| Written task |
Please output every line of the material as it stands, without the pictures.

+===+

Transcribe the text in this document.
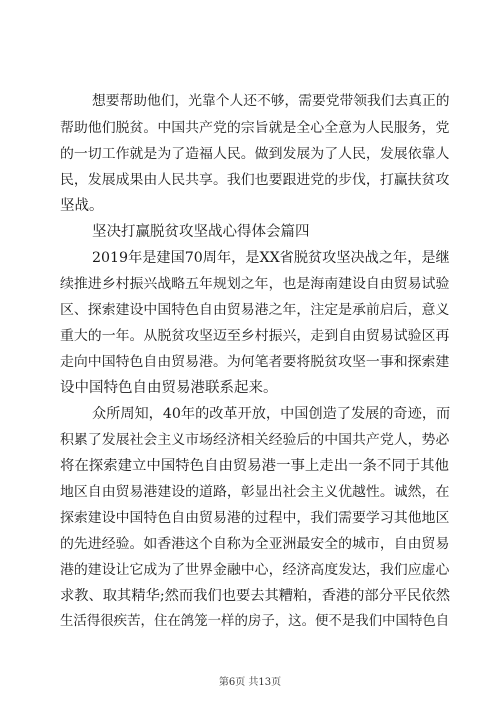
想要帮助他们，光靠个人还不够，需要党带领我们去真正的
帮助他们脱贫。中国共产党的宗旨就是全心全意为人民服务，党
的一切工作就是为了造福人民。做到发展为了人民，发展依靠人
民，发展成果由人民共享。我们也要跟进党的步伐，打赢扶贫攻
坚战。
坚决打赢脱贫攻坚战心得体会篇四
2019年是建国70周年，是XX省脱贫攻坚决战之年，是继
续推进乡村振兴战略五年规划之年，也是海南建设自由贸易试验
区、探索建设中国特色自由贸易港之年，注定是承前启后，意义
重大的一年。从脱贫攻坚迈至乡村振兴，走到自由贸易试验区再
走向中国特色自由贸易港。为何笔者要将脱贫攻坚一事和探索建
设中国特色自由贸易港联系起来。
众所周知，40年的改革开放，中国创造了发展的奇迹，而
积累了发展社会主义市场经济相关经验后的中国共产党人，势必
将在探索建立中国特色自由贸易港一事上走出一条不同于其他
地区自由贸易港建设的道路，彰显出社会主义优越性。诚然，在
探索建设中国特色自由贸易港的过程中，我们需要学习其他地区
的先进经验。如香港这个自称为全亚洲最安全的城市，自由贸易
港的建设让它成为了世界金融中心，经济高度发达，我们应虚心
求教、取其精华;然而我们也要去其糟粕，香港的部分平民依然
生活得很疾苦，住在鸽笼一样的房子，这。便不是我们中国特色自
第6页 共13页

+===+

| Result of this exercise |
Transcribe the text in this document.
想要帮助他们，光靠个人还不够，需要党带领我们去真正的
帮助他们脱贫。中国共产党的宗旨就是全心全意为人民服务，党
的一切工作就是为了造福人民。做到发展为了人民，发展依靠人
民，发展成果由人民共享。我们也要跟进党的步伐，打赢扶贫攻
坚战。
坚决打赢脱贫攻坚战心得体会篇四
2019年是建国70周年，是XX省脱贫攻坚决战之年，是继
续推进乡村振兴战略五年规划之年，也是海南建设自由贸易试验
区、探索建设中国特色自由贸易港之年，注定是承前启后，意义
重大的一年。从脱贫攻坚迈至乡村振兴，走到自由贸易试验区再
走向中国特色自由贸易港。为何笔者要将脱贫攻坚一事和探索建
设中国特色自由贸易港联系起来。
众所周知，40年的改革开放，中国创造了发展的奇迹，而
积累了发展社会主义市场经济相关经验后的中国共产党人，势必
将在探索建立中国特色自由贸易港一事上走出一条不同于其他
地区自由贸易港建设的道路，彰显出社会主义优越性。诚然，在
探索建设中国特色自由贸易港的过程中，我们需要学习其他地区
的先进经验。如香港这个自称为全亚洲最安全的城市，自由贸易
港的建设让它成为了世界金融中心，经济高度发达，我们应虚心
求教、取其精华;然而我们也要去其糟粕，香港的部分平民依然
生活得很疾苦，住在鸽笼一样的房子，这。便不是我们中国特色自
第6页 共13页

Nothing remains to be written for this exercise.